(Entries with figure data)
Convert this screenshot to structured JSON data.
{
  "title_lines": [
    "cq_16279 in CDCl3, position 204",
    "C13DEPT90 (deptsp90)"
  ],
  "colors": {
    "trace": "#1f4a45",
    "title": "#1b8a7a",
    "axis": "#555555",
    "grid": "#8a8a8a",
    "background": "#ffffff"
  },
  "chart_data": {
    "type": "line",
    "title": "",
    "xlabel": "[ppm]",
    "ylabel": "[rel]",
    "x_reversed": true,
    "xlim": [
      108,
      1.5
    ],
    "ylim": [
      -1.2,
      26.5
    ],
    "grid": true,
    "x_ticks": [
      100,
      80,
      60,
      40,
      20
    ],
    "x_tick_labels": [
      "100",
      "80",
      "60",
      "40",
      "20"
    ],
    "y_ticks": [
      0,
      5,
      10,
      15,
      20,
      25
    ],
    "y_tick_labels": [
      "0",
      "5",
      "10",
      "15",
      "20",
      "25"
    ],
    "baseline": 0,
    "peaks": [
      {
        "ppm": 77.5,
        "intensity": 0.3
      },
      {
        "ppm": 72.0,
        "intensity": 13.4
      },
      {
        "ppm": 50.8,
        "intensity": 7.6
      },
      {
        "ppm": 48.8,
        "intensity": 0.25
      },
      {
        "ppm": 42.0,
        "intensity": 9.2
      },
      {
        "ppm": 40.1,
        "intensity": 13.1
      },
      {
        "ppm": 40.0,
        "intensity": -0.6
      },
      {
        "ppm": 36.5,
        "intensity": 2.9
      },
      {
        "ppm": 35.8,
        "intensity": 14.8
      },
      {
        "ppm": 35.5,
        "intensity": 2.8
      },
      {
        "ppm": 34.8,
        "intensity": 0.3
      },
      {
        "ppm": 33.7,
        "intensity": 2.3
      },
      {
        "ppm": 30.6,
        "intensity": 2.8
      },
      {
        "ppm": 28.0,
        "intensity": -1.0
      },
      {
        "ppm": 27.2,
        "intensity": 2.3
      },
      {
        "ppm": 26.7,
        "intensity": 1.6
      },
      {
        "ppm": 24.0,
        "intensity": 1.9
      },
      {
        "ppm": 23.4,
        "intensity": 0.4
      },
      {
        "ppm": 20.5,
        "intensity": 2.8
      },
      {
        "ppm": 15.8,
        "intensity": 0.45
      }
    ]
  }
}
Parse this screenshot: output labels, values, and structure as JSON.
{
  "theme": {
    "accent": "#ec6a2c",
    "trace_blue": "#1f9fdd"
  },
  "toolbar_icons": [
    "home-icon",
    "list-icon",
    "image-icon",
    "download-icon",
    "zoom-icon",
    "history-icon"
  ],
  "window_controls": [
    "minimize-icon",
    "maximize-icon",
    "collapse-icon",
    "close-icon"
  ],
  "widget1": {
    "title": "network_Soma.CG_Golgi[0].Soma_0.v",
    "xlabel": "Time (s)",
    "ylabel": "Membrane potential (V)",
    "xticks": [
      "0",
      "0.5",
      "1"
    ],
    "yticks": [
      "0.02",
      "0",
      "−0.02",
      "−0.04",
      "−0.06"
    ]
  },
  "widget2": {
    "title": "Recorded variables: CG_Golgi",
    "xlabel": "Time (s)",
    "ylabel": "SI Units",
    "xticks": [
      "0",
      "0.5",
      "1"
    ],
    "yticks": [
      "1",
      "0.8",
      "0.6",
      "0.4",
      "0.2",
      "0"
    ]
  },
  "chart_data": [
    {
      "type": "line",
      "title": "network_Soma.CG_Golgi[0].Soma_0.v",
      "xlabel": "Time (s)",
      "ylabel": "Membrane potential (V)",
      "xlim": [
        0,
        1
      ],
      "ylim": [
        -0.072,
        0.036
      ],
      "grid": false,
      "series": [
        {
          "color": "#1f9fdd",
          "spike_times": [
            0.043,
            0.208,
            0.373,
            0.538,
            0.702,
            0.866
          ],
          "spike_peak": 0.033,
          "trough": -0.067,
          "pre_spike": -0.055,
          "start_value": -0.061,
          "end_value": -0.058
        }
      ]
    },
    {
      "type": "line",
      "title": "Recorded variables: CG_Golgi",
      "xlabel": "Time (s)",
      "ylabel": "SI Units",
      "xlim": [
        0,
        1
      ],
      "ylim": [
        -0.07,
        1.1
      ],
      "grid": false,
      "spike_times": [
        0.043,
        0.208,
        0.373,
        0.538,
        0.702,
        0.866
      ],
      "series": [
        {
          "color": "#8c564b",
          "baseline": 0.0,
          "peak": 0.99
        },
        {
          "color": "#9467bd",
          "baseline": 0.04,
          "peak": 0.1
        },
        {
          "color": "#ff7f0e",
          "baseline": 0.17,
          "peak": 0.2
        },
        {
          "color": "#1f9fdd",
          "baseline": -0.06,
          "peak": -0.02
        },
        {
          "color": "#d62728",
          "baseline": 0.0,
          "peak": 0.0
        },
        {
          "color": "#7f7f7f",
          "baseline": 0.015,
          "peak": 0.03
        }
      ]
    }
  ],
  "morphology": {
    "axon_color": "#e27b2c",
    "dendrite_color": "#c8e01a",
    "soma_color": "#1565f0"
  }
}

> _EXERCISE BRIEF_
Return solely the number of lines in the data that include the word "Recorded".

> _ANSWER TO THIS TASK_
2